> _INPUT DATA_:
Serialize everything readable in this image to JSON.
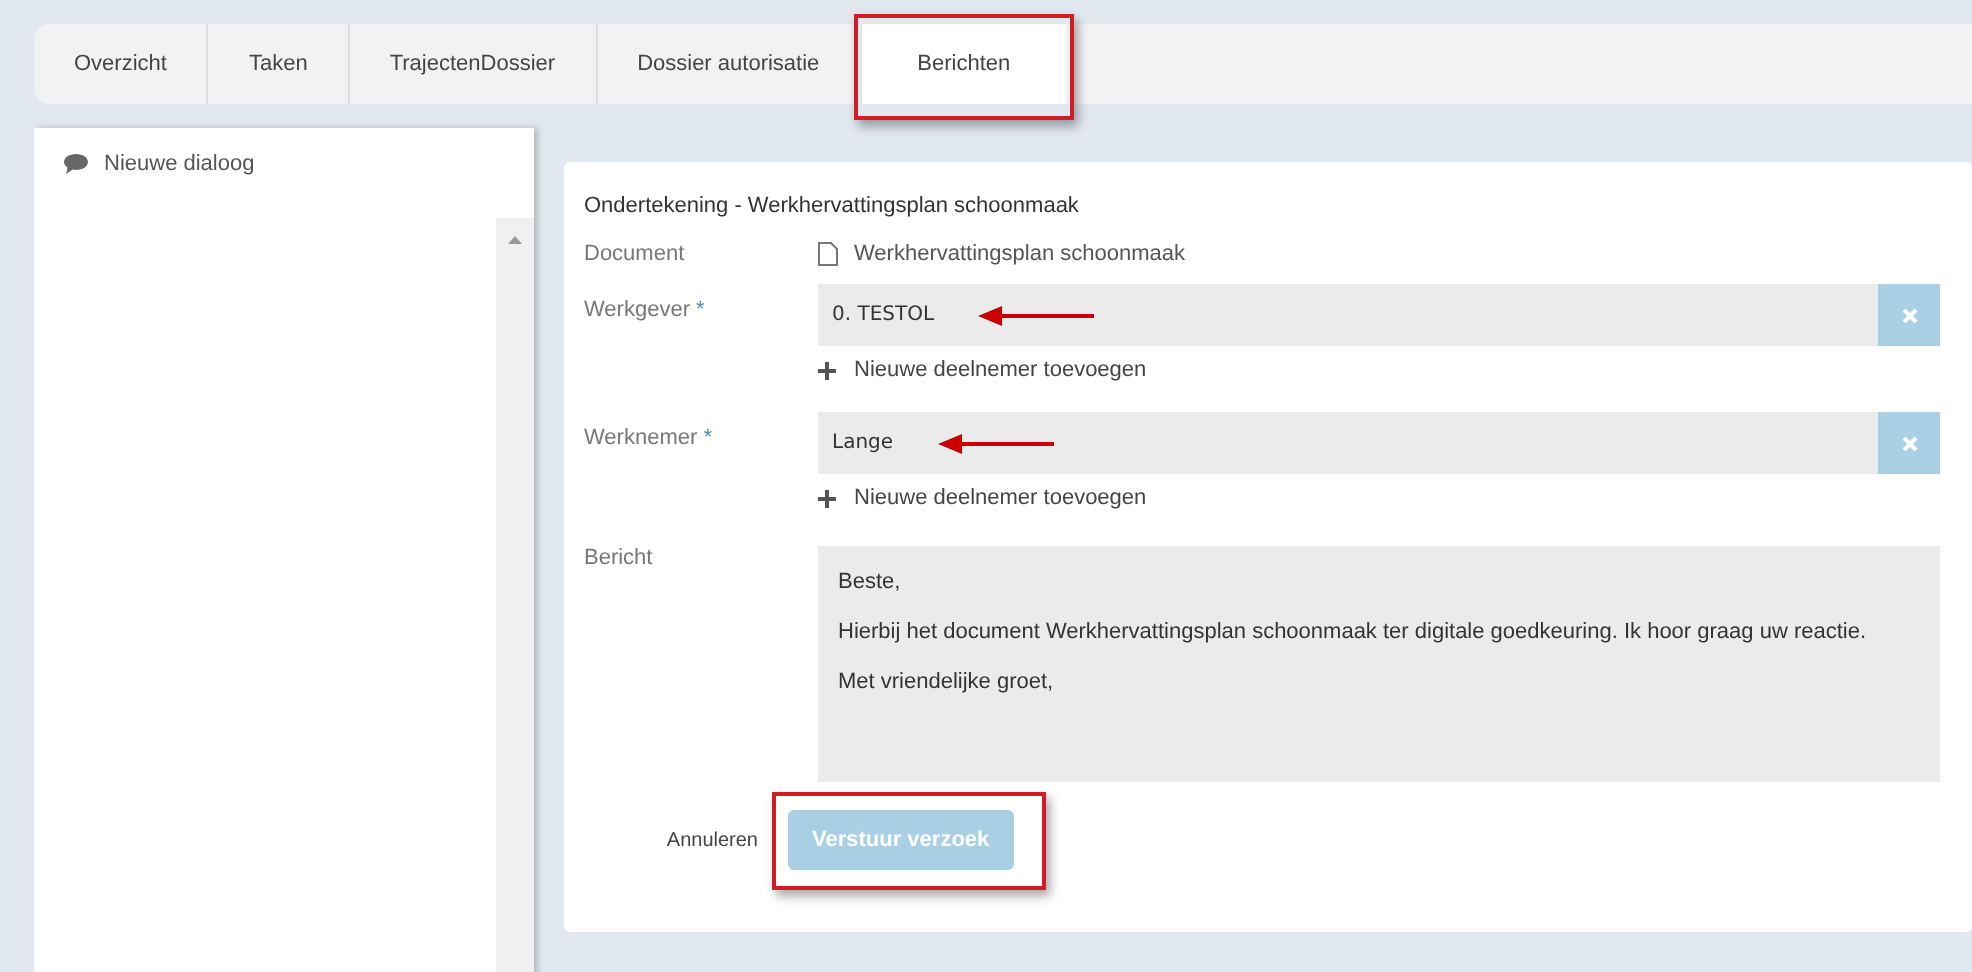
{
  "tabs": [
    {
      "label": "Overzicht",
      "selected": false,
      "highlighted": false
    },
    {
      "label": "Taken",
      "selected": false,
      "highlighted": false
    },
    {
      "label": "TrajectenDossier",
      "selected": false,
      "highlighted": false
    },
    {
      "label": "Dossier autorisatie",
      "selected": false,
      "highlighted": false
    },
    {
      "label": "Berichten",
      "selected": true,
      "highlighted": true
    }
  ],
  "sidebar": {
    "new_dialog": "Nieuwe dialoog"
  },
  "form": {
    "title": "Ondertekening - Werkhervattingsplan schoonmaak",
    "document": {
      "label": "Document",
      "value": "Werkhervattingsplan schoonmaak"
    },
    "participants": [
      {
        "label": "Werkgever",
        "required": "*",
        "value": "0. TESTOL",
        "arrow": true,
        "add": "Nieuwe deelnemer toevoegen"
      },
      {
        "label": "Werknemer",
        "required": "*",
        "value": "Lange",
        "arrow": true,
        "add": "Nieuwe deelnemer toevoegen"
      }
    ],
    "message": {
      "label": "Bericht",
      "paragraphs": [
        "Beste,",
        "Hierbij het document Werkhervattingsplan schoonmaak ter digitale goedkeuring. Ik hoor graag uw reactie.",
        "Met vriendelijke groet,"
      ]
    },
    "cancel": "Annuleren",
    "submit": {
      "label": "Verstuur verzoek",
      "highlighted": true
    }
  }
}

> _GOAL OF THE EXERCISE_: Quote every record above exactly, omitting any pictures they contain.

> _COMPLETED TASK_:
Serialize everything readable in this image to JSON.
{
  "tabs": [
    {
      "label": "Overzicht",
      "selected": false,
      "highlighted": false
    },
    {
      "label": "Taken",
      "selected": false,
      "highlighted": false
    },
    {
      "label": "TrajectenDossier",
      "selected": false,
      "highlighted": false
    },
    {
      "label": "Dossier autorisatie",
      "selected": false,
      "highlighted": false
    },
    {
      "label": "Berichten",
      "selected": true,
      "highlighted": true
    }
  ],
  "sidebar": {
    "new_dialog": "Nieuwe dialoog"
  },
  "form": {
    "title": "Ondertekening - Werkhervattingsplan schoonmaak",
    "document": {
      "label": "Document",
      "value": "Werkhervattingsplan schoonmaak"
    },
    "participants": [
      {
        "label": "Werkgever",
        "required": "*",
        "value": "0. TESTOL",
        "arrow": true,
        "add": "Nieuwe deelnemer toevoegen"
      },
      {
        "label": "Werknemer",
        "required": "*",
        "value": "Lange",
        "arrow": true,
        "add": "Nieuwe deelnemer toevoegen"
      }
    ],
    "message": {
      "label": "Bericht",
      "paragraphs": [
        "Beste,",
        "Hierbij het document Werkhervattingsplan schoonmaak ter digitale goedkeuring. Ik hoor graag uw reactie.",
        "Met vriendelijke groet,"
      ]
    },
    "cancel": "Annuleren",
    "submit": {
      "label": "Verstuur verzoek",
      "highlighted": true
    }
  }
}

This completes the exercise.